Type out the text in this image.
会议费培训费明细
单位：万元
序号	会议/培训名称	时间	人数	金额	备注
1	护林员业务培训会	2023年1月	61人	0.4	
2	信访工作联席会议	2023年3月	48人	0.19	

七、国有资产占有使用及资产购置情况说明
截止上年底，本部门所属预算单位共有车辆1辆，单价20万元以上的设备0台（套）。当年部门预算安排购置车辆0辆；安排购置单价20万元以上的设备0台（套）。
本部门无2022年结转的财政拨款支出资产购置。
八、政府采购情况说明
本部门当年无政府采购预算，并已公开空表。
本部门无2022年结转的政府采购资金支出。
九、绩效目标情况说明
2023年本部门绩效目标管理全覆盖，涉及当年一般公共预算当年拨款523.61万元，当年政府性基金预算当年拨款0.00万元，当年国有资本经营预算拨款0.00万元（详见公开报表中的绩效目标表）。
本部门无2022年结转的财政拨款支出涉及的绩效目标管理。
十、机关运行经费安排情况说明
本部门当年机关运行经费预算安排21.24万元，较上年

EXERCISE OBJECTIVE: Take the lines above and retype all of them exactly.

RESPONSE:
Type out the text in this image.
会议费培训费明细
单位：万元
序号	会议/培训名称	时间	人数	金额	备注
1	护林员业务培训会	2023年1月	61人	0.4	
2	信访工作联席会议	2023年3月	48人	0.19	

七、国有资产占有使用及资产购置情况说明
截止上年底，本部门所属预算单位共有车辆1辆，单价20万元以上的设备0台（套）。当年部门预算安排购置车辆0辆；安排购置单价20万元以上的设备0台（套）。
本部门无2022年结转的财政拨款支出资产购置。
八、政府采购情况说明
本部门当年无政府采购预算，并已公开空表。
本部门无2022年结转的政府采购资金支出。
九、绩效目标情况说明
2023年本部门绩效目标管理全覆盖，涉及当年一般公共预算当年拨款523.61万元，当年政府性基金预算当年拨款0.00万元，当年国有资本经营预算拨款0.00万元（详见公开报表中的绩效目标表）。
本部门无2022年结转的财政拨款支出涉及的绩效目标管理。
十、机关运行经费安排情况说明
本部门当年机关运行经费预算安排21.24万元，较上年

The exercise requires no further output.